----- ENTRIES SHOWN -----

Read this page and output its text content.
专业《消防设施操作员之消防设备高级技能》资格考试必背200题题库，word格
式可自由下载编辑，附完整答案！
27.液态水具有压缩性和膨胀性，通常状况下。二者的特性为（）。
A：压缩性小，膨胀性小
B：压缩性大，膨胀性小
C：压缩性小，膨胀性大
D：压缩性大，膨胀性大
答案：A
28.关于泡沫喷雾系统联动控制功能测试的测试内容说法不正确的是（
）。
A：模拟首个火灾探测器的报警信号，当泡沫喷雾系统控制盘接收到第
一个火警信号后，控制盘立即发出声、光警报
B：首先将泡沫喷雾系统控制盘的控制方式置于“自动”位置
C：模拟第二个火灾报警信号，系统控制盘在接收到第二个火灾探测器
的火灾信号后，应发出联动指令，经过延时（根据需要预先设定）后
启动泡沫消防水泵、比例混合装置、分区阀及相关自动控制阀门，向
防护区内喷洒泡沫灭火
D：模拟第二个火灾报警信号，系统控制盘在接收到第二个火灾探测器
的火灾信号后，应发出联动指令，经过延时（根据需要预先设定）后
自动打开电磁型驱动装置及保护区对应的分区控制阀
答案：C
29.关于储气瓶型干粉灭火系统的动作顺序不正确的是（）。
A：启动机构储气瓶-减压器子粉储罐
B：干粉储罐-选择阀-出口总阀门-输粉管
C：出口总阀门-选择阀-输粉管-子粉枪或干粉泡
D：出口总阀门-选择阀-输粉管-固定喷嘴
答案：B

-----

● WHAT IS NEEDED:
Transcribe the material exactly as it reads.

● FULL ANSWER:
Read this page and output its text content.
专业《消防设施操作员之消防设备高级技能》资格考试必背200题题库，word格
式可自由下载编辑，附完整答案！
27.液态水具有压缩性和膨胀性，通常状况下。二者的特性为（）。
A：压缩性小，膨胀性小
B：压缩性大，膨胀性小
C：压缩性小，膨胀性大
D：压缩性大，膨胀性大
答案：A
28.关于泡沫喷雾系统联动控制功能测试的测试内容说法不正确的是（
）。
A：模拟首个火灾探测器的报警信号，当泡沫喷雾系统控制盘接收到第
一个火警信号后，控制盘立即发出声、光警报
B：首先将泡沫喷雾系统控制盘的控制方式置于“自动”位置
C：模拟第二个火灾报警信号，系统控制盘在接收到第二个火灾探测器
的火灾信号后，应发出联动指令，经过延时（根据需要预先设定）后
启动泡沫消防水泵、比例混合装置、分区阀及相关自动控制阀门，向
防护区内喷洒泡沫灭火
D：模拟第二个火灾报警信号，系统控制盘在接收到第二个火灾探测器
的火灾信号后，应发出联动指令，经过延时（根据需要预先设定）后
自动打开电磁型驱动装置及保护区对应的分区控制阀
答案：C
29.关于储气瓶型干粉灭火系统的动作顺序不正确的是（）。
A：启动机构储气瓶-减压器子粉储罐
B：干粉储罐-选择阀-出口总阀门-输粉管
C：出口总阀门-选择阀-输粉管-子粉枪或干粉泡
D：出口总阀门-选择阀-输粉管-固定喷嘴
答案：B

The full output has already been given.